• EXERCISE OBJECTIVE: Provide the data again in its entirety, exactly as given.

Data excerpts:
++++++++++

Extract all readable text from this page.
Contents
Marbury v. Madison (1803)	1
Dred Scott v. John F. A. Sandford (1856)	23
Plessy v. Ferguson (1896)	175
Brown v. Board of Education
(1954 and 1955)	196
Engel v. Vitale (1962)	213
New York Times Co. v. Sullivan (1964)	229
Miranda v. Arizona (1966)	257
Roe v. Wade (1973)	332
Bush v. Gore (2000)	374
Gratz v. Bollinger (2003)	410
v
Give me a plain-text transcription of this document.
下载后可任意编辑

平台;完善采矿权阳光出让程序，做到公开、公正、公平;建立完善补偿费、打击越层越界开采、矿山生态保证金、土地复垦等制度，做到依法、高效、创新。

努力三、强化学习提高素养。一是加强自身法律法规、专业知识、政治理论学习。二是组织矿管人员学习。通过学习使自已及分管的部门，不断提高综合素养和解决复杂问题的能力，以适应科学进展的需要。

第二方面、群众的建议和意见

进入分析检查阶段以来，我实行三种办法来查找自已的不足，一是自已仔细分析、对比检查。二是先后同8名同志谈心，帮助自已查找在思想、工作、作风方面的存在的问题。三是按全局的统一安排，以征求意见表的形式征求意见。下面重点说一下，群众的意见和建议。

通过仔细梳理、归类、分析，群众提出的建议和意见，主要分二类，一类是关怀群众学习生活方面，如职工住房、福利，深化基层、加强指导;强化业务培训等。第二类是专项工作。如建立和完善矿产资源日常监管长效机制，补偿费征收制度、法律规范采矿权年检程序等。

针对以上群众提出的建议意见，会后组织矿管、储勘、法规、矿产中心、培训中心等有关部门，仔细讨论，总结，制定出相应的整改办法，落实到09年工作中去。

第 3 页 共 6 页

++++++++++

• OUTPUT FOR THIS TASK:
Extract all readable text from this page.
Contents
Marbury v. Madison (1803)	1
Dred Scott v. John F. A. Sandford (1856)	23
Plessy v. Ferguson (1896)	175
Brown v. Board of Education
(1954 and 1955)	196
Engel v. Vitale (1962)	213
New York Times Co. v. Sullivan (1964)	229
Miranda v. Arizona (1966)	257
Roe v. Wade (1973)	332
Bush v. Gore (2000)	374
Gratz v. Bollinger (2003)	410
v
Give me a plain-text transcription of this document.
下载后可任意编辑

平台;完善采矿权阳光出让程序，做到公开、公正、公平;建立完善补偿费、打击越层越界开采、矿山生态保证金、土地复垦等制度，做到依法、高效、创新。

努力三、强化学习提高素养。一是加强自身法律法规、专业知识、政治理论学习。二是组织矿管人员学习。通过学习使自已及分管的部门，不断提高综合素养和解决复杂问题的能力，以适应科学进展的需要。

第二方面、群众的建议和意见

进入分析检查阶段以来，我实行三种办法来查找自已的不足，一是自已仔细分析、对比检查。二是先后同8名同志谈心，帮助自已查找在思想、工作、作风方面的存在的问题。三是按全局的统一安排，以征求意见表的形式征求意见。下面重点说一下，群众的意见和建议。

通过仔细梳理、归类、分析，群众提出的建议和意见，主要分二类，一类是关怀群众学习生活方面，如职工住房、福利，深化基层、加强指导;强化业务培训等。第二类是专项工作。如建立和完善矿产资源日常监管长效机制，补偿费征收制度、法律规范采矿权年检程序等。

针对以上群众提出的建议意见，会后组织矿管、储勘、法规、矿产中心、培训中心等有关部门，仔细讨论，总结，制定出相应的整改办法，落实到09年工作中去。

第 3 页 共 6 页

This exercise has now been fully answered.